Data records
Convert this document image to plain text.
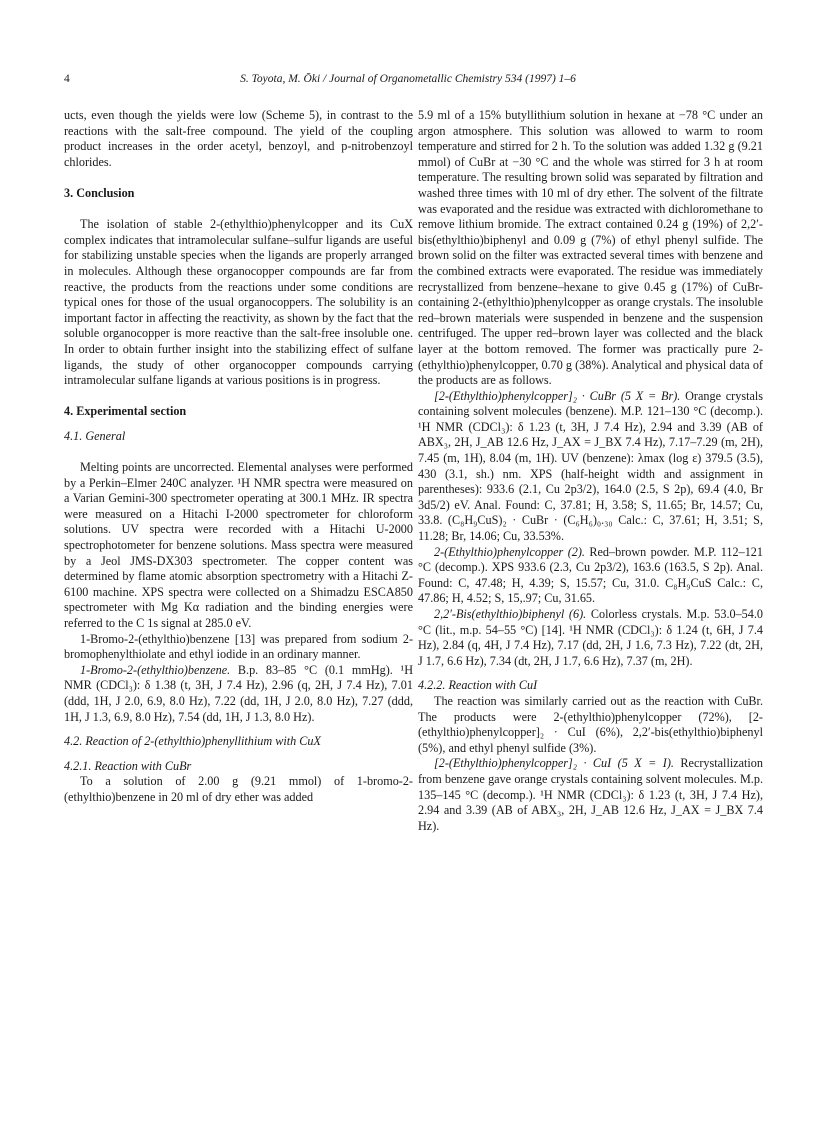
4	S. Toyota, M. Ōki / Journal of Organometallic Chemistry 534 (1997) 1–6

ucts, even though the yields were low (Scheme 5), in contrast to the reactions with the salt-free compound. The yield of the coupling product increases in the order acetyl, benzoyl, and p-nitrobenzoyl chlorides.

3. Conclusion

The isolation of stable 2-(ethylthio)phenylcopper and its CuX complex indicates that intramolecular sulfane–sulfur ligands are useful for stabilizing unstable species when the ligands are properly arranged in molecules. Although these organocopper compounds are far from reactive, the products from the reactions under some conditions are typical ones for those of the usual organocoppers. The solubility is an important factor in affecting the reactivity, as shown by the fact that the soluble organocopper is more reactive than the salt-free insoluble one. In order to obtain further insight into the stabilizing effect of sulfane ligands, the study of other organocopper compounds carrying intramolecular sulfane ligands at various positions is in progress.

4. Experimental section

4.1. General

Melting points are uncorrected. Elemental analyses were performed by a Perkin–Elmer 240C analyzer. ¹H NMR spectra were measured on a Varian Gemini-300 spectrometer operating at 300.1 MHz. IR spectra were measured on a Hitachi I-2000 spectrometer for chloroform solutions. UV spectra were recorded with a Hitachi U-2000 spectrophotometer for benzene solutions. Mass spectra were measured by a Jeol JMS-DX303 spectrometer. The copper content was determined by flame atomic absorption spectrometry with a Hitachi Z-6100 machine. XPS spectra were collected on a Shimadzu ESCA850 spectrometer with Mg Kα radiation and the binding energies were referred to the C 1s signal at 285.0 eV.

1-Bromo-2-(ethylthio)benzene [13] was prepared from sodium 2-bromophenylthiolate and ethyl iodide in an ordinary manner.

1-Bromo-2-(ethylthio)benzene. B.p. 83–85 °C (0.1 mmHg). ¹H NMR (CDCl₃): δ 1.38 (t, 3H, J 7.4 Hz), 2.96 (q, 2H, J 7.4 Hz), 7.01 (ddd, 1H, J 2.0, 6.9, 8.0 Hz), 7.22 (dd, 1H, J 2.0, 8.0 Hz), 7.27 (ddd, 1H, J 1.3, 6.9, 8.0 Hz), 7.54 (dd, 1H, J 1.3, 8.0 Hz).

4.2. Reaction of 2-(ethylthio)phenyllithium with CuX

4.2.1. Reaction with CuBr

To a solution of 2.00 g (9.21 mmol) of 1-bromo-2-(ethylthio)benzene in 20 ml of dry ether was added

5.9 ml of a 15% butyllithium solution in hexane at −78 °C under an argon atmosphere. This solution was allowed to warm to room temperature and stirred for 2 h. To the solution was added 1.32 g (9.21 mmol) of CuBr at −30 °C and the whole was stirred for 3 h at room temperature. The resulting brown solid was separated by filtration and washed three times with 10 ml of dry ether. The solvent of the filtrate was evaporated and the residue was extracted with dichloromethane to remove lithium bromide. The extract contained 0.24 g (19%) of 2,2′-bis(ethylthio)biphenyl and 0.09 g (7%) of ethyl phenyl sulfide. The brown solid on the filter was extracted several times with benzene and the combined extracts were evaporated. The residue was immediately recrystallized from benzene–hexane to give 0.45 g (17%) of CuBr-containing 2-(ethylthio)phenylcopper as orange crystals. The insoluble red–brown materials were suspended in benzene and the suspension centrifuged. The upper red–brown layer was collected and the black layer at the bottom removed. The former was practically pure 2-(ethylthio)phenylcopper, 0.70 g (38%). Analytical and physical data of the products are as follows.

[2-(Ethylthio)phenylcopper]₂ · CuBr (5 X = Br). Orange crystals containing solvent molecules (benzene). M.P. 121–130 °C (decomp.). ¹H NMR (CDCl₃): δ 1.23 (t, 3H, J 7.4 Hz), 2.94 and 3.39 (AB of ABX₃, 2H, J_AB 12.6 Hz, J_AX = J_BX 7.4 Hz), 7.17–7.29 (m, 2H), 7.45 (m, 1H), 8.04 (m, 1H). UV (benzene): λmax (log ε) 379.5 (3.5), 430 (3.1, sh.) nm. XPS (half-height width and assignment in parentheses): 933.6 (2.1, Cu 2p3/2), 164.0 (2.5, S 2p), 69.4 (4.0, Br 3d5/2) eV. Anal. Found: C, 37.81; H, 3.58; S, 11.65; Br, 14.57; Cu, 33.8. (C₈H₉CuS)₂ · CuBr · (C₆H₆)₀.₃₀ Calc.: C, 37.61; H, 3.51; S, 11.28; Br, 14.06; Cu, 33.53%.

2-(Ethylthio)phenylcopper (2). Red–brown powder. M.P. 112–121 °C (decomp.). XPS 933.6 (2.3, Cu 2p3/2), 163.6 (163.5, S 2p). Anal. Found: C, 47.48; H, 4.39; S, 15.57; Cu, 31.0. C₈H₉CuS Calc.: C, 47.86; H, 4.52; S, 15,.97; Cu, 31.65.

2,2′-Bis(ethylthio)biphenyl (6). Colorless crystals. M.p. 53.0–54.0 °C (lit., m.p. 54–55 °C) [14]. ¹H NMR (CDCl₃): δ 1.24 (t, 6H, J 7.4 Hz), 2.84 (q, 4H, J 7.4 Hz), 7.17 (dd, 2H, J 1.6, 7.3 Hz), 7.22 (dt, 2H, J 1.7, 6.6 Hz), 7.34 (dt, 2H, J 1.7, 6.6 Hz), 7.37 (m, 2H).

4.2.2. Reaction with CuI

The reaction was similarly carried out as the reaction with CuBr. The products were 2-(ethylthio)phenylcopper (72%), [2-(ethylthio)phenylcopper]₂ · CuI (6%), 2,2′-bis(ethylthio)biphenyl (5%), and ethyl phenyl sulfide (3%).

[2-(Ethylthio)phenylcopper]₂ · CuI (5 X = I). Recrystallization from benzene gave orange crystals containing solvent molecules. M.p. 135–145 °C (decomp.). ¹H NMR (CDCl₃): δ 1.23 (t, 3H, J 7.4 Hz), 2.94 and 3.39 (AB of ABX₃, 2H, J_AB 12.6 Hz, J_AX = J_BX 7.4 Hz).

## WRITTEN EXERCISE
Copy every entry word for word, but omit the pictures.

## FULL OUTPUT
Convert this document image to plain text.
4	S. Toyota, M. Ōki / Journal of Organometallic Chemistry 534 (1997) 1–6

ucts, even though the yields were low (Scheme 5), in contrast to the reactions with the salt-free compound. The yield of the coupling product increases in the order acetyl, benzoyl, and p-nitrobenzoyl chlorides.

3. Conclusion

The isolation of stable 2-(ethylthio)phenylcopper and its CuX complex indicates that intramolecular sulfane–sulfur ligands are useful for stabilizing unstable species when the ligands are properly arranged in molecules. Although these organocopper compounds are far from reactive, the products from the reactions under some conditions are typical ones for those of the usual organocoppers. The solubility is an important factor in affecting the reactivity, as shown by the fact that the soluble organocopper is more reactive than the salt-free insoluble one. In order to obtain further insight into the stabilizing effect of sulfane ligands, the study of other organocopper compounds carrying intramolecular sulfane ligands at various positions is in progress.

4. Experimental section

4.1. General

Melting points are uncorrected. Elemental analyses were performed by a Perkin–Elmer 240C analyzer. ¹H NMR spectra were measured on a Varian Gemini-300 spectrometer operating at 300.1 MHz. IR spectra were measured on a Hitachi I-2000 spectrometer for chloroform solutions. UV spectra were recorded with a Hitachi U-2000 spectrophotometer for benzene solutions. Mass spectra were measured by a Jeol JMS-DX303 spectrometer. The copper content was determined by flame atomic absorption spectrometry with a Hitachi Z-6100 machine. XPS spectra were collected on a Shimadzu ESCA850 spectrometer with Mg Kα radiation and the binding energies were referred to the C 1s signal at 285.0 eV.

1-Bromo-2-(ethylthio)benzene [13] was prepared from sodium 2-bromophenylthiolate and ethyl iodide in an ordinary manner.

1-Bromo-2-(ethylthio)benzene. B.p. 83–85 °C (0.1 mmHg). ¹H NMR (CDCl₃): δ 1.38 (t, 3H, J 7.4 Hz), 2.96 (q, 2H, J 7.4 Hz), 7.01 (ddd, 1H, J 2.0, 6.9, 8.0 Hz), 7.22 (dd, 1H, J 2.0, 8.0 Hz), 7.27 (ddd, 1H, J 1.3, 6.9, 8.0 Hz), 7.54 (dd, 1H, J 1.3, 8.0 Hz).

4.2. Reaction of 2-(ethylthio)phenyllithium with CuX

4.2.1. Reaction with CuBr

To a solution of 2.00 g (9.21 mmol) of 1-bromo-2-(ethylthio)benzene in 20 ml of dry ether was added

5.9 ml of a 15% butyllithium solution in hexane at −78 °C under an argon atmosphere. This solution was allowed to warm to room temperature and stirred for 2 h. To the solution was added 1.32 g (9.21 mmol) of CuBr at −30 °C and the whole was stirred for 3 h at room temperature. The resulting brown solid was separated by filtration and washed three times with 10 ml of dry ether. The solvent of the filtrate was evaporated and the residue was extracted with dichloromethane to remove lithium bromide. The extract contained 0.24 g (19%) of 2,2′-bis(ethylthio)biphenyl and 0.09 g (7%) of ethyl phenyl sulfide. The brown solid on the filter was extracted several times with benzene and the combined extracts were evaporated. The residue was immediately recrystallized from benzene–hexane to give 0.45 g (17%) of CuBr-containing 2-(ethylthio)phenylcopper as orange crystals. The insoluble red–brown materials were suspended in benzene and the suspension centrifuged. The upper red–brown layer was collected and the black layer at the bottom removed. The former was practically pure 2-(ethylthio)phenylcopper, 0.70 g (38%). Analytical and physical data of the products are as follows.

[2-(Ethylthio)phenylcopper]₂ · CuBr (5 X = Br). Orange crystals containing solvent molecules (benzene). M.P. 121–130 °C (decomp.). ¹H NMR (CDCl₃): δ 1.23 (t, 3H, J 7.4 Hz), 2.94 and 3.39 (AB of ABX₃, 2H, J_AB 12.6 Hz, J_AX = J_BX 7.4 Hz), 7.17–7.29 (m, 2H), 7.45 (m, 1H), 8.04 (m, 1H). UV (benzene): λmax (log ε) 379.5 (3.5), 430 (3.1, sh.) nm. XPS (half-height width and assignment in parentheses): 933.6 (2.1, Cu 2p3/2), 164.0 (2.5, S 2p), 69.4 (4.0, Br 3d5/2) eV. Anal. Found: C, 37.81; H, 3.58; S, 11.65; Br, 14.57; Cu, 33.8. (C₈H₉CuS)₂ · CuBr · (C₆H₆)₀.₃₀ Calc.: C, 37.61; H, 3.51; S, 11.28; Br, 14.06; Cu, 33.53%.

2-(Ethylthio)phenylcopper (2). Red–brown powder. M.P. 112–121 °C (decomp.). XPS 933.6 (2.3, Cu 2p3/2), 163.6 (163.5, S 2p). Anal. Found: C, 47.48; H, 4.39; S, 15.57; Cu, 31.0. C₈H₉CuS Calc.: C, 47.86; H, 4.52; S, 15,.97; Cu, 31.65.

2,2′-Bis(ethylthio)biphenyl (6). Colorless crystals. M.p. 53.0–54.0 °C (lit., m.p. 54–55 °C) [14]. ¹H NMR (CDCl₃): δ 1.24 (t, 6H, J 7.4 Hz), 2.84 (q, 4H, J 7.4 Hz), 7.17 (dd, 2H, J 1.6, 7.3 Hz), 7.22 (dt, 2H, J 1.7, 6.6 Hz), 7.34 (dt, 2H, J 1.7, 6.6 Hz), 7.37 (m, 2H).

4.2.2. Reaction with CuI

The reaction was similarly carried out as the reaction with CuBr. The products were 2-(ethylthio)phenylcopper (72%), [2-(ethylthio)phenylcopper]₂ · CuI (6%), 2,2′-bis(ethylthio)biphenyl (5%), and ethyl phenyl sulfide (3%).

[2-(Ethylthio)phenylcopper]₂ · CuI (5 X = I). Recrystallization from benzene gave orange crystals containing solvent molecules. M.p. 135–145 °C (decomp.). ¹H NMR (CDCl₃): δ 1.23 (t, 3H, J 7.4 Hz), 2.94 and 3.39 (AB of ABX₃, 2H, J_AB 12.6 Hz, J_AX = J_BX 7.4 Hz).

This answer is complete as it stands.